> **Records**
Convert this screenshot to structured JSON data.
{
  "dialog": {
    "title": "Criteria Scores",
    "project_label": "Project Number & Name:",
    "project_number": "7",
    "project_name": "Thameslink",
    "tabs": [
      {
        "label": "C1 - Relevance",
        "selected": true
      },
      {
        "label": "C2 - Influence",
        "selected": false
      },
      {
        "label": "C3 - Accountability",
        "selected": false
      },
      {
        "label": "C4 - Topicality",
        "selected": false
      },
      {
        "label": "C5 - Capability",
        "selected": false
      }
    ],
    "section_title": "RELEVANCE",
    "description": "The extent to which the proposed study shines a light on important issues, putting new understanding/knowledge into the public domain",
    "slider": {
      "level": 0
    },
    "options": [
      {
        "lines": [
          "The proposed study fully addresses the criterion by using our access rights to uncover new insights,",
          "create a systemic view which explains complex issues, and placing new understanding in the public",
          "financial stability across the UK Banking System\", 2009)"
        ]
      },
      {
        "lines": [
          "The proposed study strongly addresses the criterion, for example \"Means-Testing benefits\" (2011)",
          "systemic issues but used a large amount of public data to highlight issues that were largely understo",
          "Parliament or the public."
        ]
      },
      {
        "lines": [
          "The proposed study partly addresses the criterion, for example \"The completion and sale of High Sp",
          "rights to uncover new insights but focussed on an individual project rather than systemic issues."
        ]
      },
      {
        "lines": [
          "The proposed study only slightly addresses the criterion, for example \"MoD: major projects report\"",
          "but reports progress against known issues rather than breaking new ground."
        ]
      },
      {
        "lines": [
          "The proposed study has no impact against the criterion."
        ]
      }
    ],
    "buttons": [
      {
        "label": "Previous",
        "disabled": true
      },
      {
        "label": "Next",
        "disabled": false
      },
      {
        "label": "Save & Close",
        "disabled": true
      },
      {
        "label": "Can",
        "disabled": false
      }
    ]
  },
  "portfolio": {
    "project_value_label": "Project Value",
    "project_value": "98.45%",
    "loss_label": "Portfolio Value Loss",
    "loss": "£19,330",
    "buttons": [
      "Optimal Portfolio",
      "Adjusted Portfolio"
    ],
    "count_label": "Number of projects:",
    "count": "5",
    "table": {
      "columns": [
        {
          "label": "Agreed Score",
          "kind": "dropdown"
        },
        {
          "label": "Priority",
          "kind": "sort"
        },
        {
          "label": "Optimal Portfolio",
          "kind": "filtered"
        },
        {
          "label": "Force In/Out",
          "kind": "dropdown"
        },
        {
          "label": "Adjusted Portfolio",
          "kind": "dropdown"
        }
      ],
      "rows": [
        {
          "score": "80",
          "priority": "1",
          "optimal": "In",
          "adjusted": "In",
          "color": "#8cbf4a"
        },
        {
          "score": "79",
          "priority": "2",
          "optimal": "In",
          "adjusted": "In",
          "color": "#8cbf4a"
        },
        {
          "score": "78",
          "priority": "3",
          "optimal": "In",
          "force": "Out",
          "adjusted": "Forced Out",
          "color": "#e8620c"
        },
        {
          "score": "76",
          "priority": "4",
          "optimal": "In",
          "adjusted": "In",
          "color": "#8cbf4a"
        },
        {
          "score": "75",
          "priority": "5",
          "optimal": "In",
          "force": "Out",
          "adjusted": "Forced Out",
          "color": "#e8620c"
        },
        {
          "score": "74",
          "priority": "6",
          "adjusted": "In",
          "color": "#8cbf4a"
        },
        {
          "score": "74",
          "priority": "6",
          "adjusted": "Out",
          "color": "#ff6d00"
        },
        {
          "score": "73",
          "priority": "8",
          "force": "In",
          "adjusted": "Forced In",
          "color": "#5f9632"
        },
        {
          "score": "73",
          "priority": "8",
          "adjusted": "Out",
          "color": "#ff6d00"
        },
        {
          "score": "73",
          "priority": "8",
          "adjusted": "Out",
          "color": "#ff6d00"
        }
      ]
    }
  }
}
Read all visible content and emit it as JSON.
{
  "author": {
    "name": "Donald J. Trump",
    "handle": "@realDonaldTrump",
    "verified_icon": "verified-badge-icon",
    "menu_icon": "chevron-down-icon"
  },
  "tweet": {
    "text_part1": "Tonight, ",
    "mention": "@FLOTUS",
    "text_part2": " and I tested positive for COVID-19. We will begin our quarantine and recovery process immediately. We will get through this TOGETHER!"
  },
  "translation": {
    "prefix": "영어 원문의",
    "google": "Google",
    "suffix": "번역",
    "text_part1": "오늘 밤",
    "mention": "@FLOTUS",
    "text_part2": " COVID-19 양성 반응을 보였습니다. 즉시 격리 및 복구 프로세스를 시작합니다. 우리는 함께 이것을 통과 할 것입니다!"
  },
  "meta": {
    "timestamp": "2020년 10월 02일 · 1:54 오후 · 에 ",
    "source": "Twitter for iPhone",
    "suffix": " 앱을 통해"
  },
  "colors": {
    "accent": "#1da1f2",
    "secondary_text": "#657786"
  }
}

> **The problem**
Reproduce exactly the line that holds "Read all visible content and emit it as JSON.", then every line after it, ending with the final line of the records above.

> **Answer to this problem**
Read all visible content and emit it as JSON.
{
  "author": {
    "name": "Donald J. Trump",
    "handle": "@realDonaldTrump",
    "verified_icon": "verified-badge-icon",
    "menu_icon": "chevron-down-icon"
  },
  "tweet": {
    "text_part1": "Tonight, ",
    "mention": "@FLOTUS",
    "text_part2": " and I tested positive for COVID-19. We will begin our quarantine and recovery process immediately. We will get through this TOGETHER!"
  },
  "translation": {
    "prefix": "영어 원문의",
    "google": "Google",
    "suffix": "번역",
    "text_part1": "오늘 밤",
    "mention": "@FLOTUS",
    "text_part2": " COVID-19 양성 반응을 보였습니다. 즉시 격리 및 복구 프로세스를 시작합니다. 우리는 함께 이것을 통과 할 것입니다!"
  },
  "meta": {
    "timestamp": "2020년 10월 02일 · 1:54 오후 · 에 ",
    "source": "Twitter for iPhone",
    "suffix": " 앱을 통해"
  },
  "colors": {
    "accent": "#1da1f2",
    "secondary_text": "#657786"
  }
}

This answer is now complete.